Stated task: Retype all the records with nothing changed.

____ Dataset records

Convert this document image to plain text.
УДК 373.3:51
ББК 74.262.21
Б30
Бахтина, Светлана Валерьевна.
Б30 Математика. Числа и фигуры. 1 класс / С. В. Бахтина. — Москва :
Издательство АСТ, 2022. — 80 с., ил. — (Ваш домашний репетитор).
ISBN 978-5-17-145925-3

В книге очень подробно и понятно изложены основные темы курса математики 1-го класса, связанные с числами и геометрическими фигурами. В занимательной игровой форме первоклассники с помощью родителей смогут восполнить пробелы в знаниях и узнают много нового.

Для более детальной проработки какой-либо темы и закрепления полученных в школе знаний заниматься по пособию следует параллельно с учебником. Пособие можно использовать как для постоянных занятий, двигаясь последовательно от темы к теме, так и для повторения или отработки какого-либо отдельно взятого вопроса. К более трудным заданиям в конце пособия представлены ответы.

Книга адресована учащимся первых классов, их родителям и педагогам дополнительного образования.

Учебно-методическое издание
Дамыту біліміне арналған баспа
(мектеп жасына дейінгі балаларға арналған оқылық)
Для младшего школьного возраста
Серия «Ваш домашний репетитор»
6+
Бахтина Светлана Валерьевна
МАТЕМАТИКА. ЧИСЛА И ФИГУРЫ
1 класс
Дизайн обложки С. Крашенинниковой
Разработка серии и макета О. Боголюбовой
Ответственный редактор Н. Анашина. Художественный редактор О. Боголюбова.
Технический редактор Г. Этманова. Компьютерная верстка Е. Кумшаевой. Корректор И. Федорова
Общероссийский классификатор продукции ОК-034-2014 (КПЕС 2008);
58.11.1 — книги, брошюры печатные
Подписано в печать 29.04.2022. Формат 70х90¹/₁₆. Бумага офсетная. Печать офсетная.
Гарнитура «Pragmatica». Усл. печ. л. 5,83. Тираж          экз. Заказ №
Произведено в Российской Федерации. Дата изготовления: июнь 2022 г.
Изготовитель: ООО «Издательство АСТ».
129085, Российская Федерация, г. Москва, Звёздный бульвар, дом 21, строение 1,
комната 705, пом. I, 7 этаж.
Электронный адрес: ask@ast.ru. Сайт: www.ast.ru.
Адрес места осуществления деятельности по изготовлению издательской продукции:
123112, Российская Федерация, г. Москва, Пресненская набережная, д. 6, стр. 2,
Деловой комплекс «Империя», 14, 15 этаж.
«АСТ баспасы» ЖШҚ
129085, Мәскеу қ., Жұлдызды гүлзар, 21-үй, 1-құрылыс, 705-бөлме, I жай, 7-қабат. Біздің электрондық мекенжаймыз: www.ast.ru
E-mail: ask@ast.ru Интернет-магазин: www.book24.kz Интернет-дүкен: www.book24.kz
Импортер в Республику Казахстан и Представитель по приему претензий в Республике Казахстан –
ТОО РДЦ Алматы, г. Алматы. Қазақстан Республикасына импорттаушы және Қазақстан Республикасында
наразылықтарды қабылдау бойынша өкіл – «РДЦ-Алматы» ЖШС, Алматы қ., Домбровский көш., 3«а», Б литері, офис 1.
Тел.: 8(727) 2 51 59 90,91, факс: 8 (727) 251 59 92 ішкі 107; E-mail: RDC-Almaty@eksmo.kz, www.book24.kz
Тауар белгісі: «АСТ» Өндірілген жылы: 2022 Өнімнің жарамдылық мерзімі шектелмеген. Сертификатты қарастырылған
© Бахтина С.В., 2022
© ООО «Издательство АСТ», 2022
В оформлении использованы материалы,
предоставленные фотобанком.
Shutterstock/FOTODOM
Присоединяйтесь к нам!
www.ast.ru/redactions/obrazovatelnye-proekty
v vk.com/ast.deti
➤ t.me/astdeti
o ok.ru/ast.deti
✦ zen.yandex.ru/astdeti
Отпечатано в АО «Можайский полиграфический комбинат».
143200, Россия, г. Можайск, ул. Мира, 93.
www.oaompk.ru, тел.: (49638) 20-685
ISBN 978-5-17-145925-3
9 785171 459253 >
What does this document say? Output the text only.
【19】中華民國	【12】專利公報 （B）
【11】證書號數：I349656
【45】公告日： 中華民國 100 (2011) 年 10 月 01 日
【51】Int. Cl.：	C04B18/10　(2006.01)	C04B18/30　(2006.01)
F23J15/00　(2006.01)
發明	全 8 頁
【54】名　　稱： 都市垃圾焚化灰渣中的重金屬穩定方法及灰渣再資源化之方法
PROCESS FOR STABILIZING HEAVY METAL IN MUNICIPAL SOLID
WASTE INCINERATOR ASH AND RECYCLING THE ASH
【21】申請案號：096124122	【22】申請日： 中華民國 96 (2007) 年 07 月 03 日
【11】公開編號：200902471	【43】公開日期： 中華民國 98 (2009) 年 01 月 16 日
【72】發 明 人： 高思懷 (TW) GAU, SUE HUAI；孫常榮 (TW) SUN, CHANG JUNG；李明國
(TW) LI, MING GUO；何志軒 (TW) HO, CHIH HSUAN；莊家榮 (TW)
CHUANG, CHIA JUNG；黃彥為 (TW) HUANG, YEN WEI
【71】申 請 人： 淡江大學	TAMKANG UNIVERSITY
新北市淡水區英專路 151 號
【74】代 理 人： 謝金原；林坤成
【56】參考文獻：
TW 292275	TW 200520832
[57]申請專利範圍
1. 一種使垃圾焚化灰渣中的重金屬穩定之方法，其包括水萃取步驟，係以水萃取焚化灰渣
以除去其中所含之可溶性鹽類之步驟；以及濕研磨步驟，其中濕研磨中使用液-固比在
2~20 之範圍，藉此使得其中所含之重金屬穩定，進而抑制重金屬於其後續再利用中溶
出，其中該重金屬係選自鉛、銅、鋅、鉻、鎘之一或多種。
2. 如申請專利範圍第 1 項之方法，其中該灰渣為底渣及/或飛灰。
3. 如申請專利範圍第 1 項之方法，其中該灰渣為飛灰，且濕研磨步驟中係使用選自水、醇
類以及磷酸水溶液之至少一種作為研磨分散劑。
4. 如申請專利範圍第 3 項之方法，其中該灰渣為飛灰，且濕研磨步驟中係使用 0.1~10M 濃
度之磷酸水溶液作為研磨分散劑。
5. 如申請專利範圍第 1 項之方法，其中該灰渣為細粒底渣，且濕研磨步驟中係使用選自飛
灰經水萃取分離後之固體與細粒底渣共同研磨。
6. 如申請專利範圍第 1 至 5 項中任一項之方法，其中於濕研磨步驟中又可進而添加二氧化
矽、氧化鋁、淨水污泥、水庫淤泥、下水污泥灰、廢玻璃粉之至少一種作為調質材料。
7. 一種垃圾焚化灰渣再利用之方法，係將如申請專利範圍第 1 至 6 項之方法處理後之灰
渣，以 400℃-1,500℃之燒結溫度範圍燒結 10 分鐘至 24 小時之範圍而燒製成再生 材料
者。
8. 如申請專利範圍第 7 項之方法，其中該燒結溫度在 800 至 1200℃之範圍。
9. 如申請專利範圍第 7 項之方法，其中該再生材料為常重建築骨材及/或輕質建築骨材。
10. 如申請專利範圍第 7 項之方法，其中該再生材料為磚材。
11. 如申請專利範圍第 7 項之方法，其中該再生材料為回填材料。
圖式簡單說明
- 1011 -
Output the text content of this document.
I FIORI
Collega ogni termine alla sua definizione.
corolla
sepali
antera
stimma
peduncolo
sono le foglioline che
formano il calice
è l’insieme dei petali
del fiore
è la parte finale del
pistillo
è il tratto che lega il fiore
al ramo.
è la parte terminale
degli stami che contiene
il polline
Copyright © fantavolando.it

________

Response to this task:
Convert this document image to plain text.
УДК 373.3:51
ББК 74.262.21
Б30
Бахтина, Светлана Валерьевна.
Б30 Математика. Числа и фигуры. 1 класс / С. В. Бахтина. — Москва :
Издательство АСТ, 2022. — 80 с., ил. — (Ваш домашний репетитор).
ISBN 978-5-17-145925-3

В книге очень подробно и понятно изложены основные темы курса математики 1-го класса, связанные с числами и геометрическими фигурами. В занимательной игровой форме первоклассники с помощью родителей смогут восполнить пробелы в знаниях и узнают много нового.

Для более детальной проработки какой-либо темы и закрепления полученных в школе знаний заниматься по пособию следует параллельно с учебником. Пособие можно использовать как для постоянных занятий, двигаясь последовательно от темы к теме, так и для повторения или отработки какого-либо отдельно взятого вопроса. К более трудным заданиям в конце пособия представлены ответы.

Книга адресована учащимся первых классов, их родителям и педагогам дополнительного образования.

Учебно-методическое издание
Дамыту біліміне арналған баспа
(мектеп жасына дейінгі балаларға арналған оқылық)
Для младшего школьного возраста
Серия «Ваш домашний репетитор»
6+
Бахтина Светлана Валерьевна
МАТЕМАТИКА. ЧИСЛА И ФИГУРЫ
1 класс
Дизайн обложки С. Крашенинниковой
Разработка серии и макета О. Боголюбовой
Ответственный редактор Н. Анашина. Художественный редактор О. Боголюбова.
Технический редактор Г. Этманова. Компьютерная верстка Е. Кумшаевой. Корректор И. Федорова
Общероссийский классификатор продукции ОК-034-2014 (КПЕС 2008);
58.11.1 — книги, брошюры печатные
Подписано в печать 29.04.2022. Формат 70х90¹/₁₆. Бумага офсетная. Печать офсетная.
Гарнитура «Pragmatica». Усл. печ. л. 5,83. Тираж          экз. Заказ №
Произведено в Российской Федерации. Дата изготовления: июнь 2022 г.
Изготовитель: ООО «Издательство АСТ».
129085, Российская Федерация, г. Москва, Звёздный бульвар, дом 21, строение 1,
комната 705, пом. I, 7 этаж.
Электронный адрес: ask@ast.ru. Сайт: www.ast.ru.
Адрес места осуществления деятельности по изготовлению издательской продукции:
123112, Российская Федерация, г. Москва, Пресненская набережная, д. 6, стр. 2,
Деловой комплекс «Империя», 14, 15 этаж.
«АСТ баспасы» ЖШҚ
129085, Мәскеу қ., Жұлдызды гүлзар, 21-үй, 1-құрылыс, 705-бөлме, I жай, 7-қабат. Біздің электрондық мекенжаймыз: www.ast.ru
E-mail: ask@ast.ru Интернет-магазин: www.book24.kz Интернет-дүкен: www.book24.kz
Импортер в Республику Казахстан и Представитель по приему претензий в Республике Казахстан –
ТОО РДЦ Алматы, г. Алматы. Қазақстан Республикасына импорттаушы және Қазақстан Республикасында
наразылықтарды қабылдау бойынша өкіл – «РДЦ-Алматы» ЖШС, Алматы қ., Домбровский көш., 3«а», Б литері, офис 1.
Тел.: 8(727) 2 51 59 90,91, факс: 8 (727) 251 59 92 ішкі 107; E-mail: RDC-Almaty@eksmo.kz, www.book24.kz
Тауар белгісі: «АСТ» Өндірілген жылы: 2022 Өнімнің жарамдылық мерзімі шектелмеген. Сертификатты қарастырылған
© Бахтина С.В., 2022
© ООО «Издательство АСТ», 2022
В оформлении использованы материалы,
предоставленные фотобанком.
Shutterstock/FOTODOM
Присоединяйтесь к нам!
www.ast.ru/redactions/obrazovatelnye-proekty
v vk.com/ast.deti
➤ t.me/astdeti
o ok.ru/ast.deti
✦ zen.yandex.ru/astdeti
Отпечатано в АО «Можайский полиграфический комбинат».
143200, Россия, г. Можайск, ул. Мира, 93.
www.oaompk.ru, тел.: (49638) 20-685
ISBN 978-5-17-145925-3
9 785171 459253 >
What does this document say? Output the text only.
【19】中華民國	【12】專利公報 （B）
【11】證書號數：I349656
【45】公告日： 中華民國 100 (2011) 年 10 月 01 日
【51】Int. Cl.：	C04B18/10　(2006.01)	C04B18/30　(2006.01)
F23J15/00　(2006.01)
發明	全 8 頁
【54】名　　稱： 都市垃圾焚化灰渣中的重金屬穩定方法及灰渣再資源化之方法
PROCESS FOR STABILIZING HEAVY METAL IN MUNICIPAL SOLID
WASTE INCINERATOR ASH AND RECYCLING THE ASH
【21】申請案號：096124122	【22】申請日： 中華民國 96 (2007) 年 07 月 03 日
【11】公開編號：200902471	【43】公開日期： 中華民國 98 (2009) 年 01 月 16 日
【72】發 明 人： 高思懷 (TW) GAU, SUE HUAI；孫常榮 (TW) SUN, CHANG JUNG；李明國
(TW) LI, MING GUO；何志軒 (TW) HO, CHIH HSUAN；莊家榮 (TW)
CHUANG, CHIA JUNG；黃彥為 (TW) HUANG, YEN WEI
【71】申 請 人： 淡江大學	TAMKANG UNIVERSITY
新北市淡水區英專路 151 號
【74】代 理 人： 謝金原；林坤成
【56】參考文獻：
TW 292275	TW 200520832
[57]申請專利範圍
1. 一種使垃圾焚化灰渣中的重金屬穩定之方法，其包括水萃取步驟，係以水萃取焚化灰渣
以除去其中所含之可溶性鹽類之步驟；以及濕研磨步驟，其中濕研磨中使用液-固比在
2~20 之範圍，藉此使得其中所含之重金屬穩定，進而抑制重金屬於其後續再利用中溶
出，其中該重金屬係選自鉛、銅、鋅、鉻、鎘之一或多種。
2. 如申請專利範圍第 1 項之方法，其中該灰渣為底渣及/或飛灰。
3. 如申請專利範圍第 1 項之方法，其中該灰渣為飛灰，且濕研磨步驟中係使用選自水、醇
類以及磷酸水溶液之至少一種作為研磨分散劑。
4. 如申請專利範圍第 3 項之方法，其中該灰渣為飛灰，且濕研磨步驟中係使用 0.1~10M 濃
度之磷酸水溶液作為研磨分散劑。
5. 如申請專利範圍第 1 項之方法，其中該灰渣為細粒底渣，且濕研磨步驟中係使用選自飛
灰經水萃取分離後之固體與細粒底渣共同研磨。
6. 如申請專利範圍第 1 至 5 項中任一項之方法，其中於濕研磨步驟中又可進而添加二氧化
矽、氧化鋁、淨水污泥、水庫淤泥、下水污泥灰、廢玻璃粉之至少一種作為調質材料。
7. 一種垃圾焚化灰渣再利用之方法，係將如申請專利範圍第 1 至 6 項之方法處理後之灰
渣，以 400℃-1,500℃之燒結溫度範圍燒結 10 分鐘至 24 小時之範圍而燒製成再生 材料
者。
8. 如申請專利範圍第 7 項之方法，其中該燒結溫度在 800 至 1200℃之範圍。
9. 如申請專利範圍第 7 項之方法，其中該再生材料為常重建築骨材及/或輕質建築骨材。
10. 如申請專利範圍第 7 項之方法，其中該再生材料為磚材。
11. 如申請專利範圍第 7 項之方法，其中該再生材料為回填材料。
圖式簡單說明
- 1011 -
Output the text content of this document.
I FIORI
Collega ogni termine alla sua definizione.
corolla
sepali
antera
stimma
peduncolo
sono le foglioline che
formano il calice
è l’insieme dei petali
del fiore
è la parte finale del
pistillo
è il tratto che lega il fiore
al ramo.
è la parte terminale
degli stami che contiene
il polline
Copyright © fantavolando.it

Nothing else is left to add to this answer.